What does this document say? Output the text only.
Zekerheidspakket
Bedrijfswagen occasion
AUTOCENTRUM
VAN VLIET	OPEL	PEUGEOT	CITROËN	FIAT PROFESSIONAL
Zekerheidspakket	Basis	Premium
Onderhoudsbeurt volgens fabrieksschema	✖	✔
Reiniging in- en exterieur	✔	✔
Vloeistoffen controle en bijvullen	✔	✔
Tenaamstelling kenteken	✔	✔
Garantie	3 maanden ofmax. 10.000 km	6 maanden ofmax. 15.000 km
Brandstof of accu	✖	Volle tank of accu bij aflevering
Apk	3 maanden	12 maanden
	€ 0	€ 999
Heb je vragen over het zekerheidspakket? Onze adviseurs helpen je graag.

################

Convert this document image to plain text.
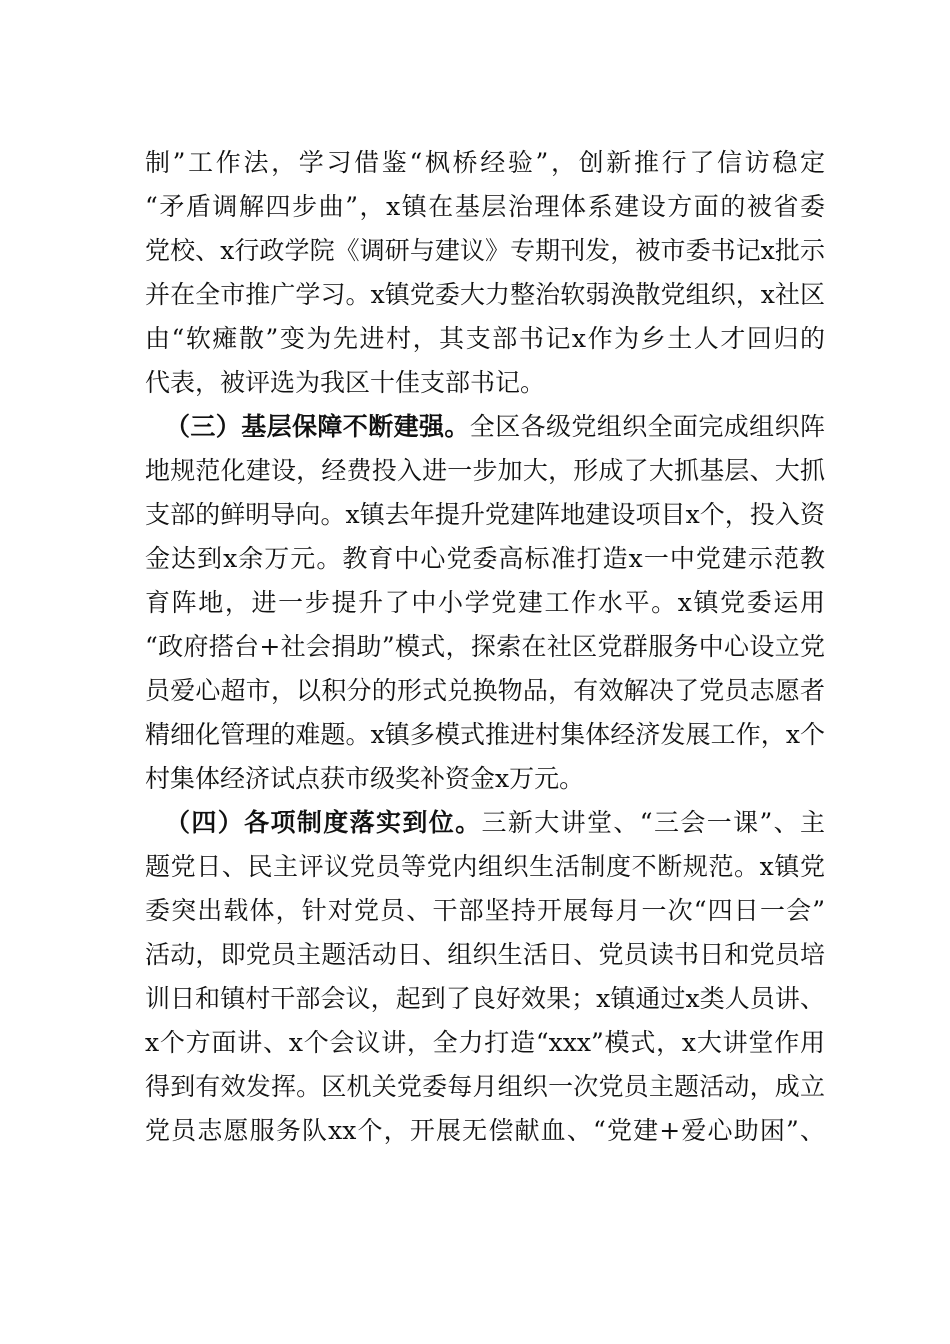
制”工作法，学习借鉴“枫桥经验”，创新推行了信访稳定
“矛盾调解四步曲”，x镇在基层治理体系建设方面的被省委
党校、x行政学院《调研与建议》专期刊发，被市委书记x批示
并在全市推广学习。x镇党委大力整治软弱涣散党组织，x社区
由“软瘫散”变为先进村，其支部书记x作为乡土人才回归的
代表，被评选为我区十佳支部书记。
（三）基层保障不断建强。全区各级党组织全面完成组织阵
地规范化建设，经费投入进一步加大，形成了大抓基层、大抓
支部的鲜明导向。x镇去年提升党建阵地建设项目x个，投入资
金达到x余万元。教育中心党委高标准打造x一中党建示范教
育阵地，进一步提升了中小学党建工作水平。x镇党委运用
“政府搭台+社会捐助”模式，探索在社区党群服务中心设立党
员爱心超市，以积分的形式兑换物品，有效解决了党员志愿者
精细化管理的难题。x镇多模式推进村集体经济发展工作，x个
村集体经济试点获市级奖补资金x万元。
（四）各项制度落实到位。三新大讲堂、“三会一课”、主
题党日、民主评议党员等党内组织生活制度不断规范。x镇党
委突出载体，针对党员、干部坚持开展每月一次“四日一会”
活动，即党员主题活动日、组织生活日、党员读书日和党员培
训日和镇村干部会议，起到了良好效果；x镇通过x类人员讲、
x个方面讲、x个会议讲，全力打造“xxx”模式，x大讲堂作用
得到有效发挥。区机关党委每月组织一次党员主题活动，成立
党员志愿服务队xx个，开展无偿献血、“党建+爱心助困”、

################

- **WORK REQUIRED**
Give only the count of lines in the data that include the string "document".

- **FINISHED TASK**
2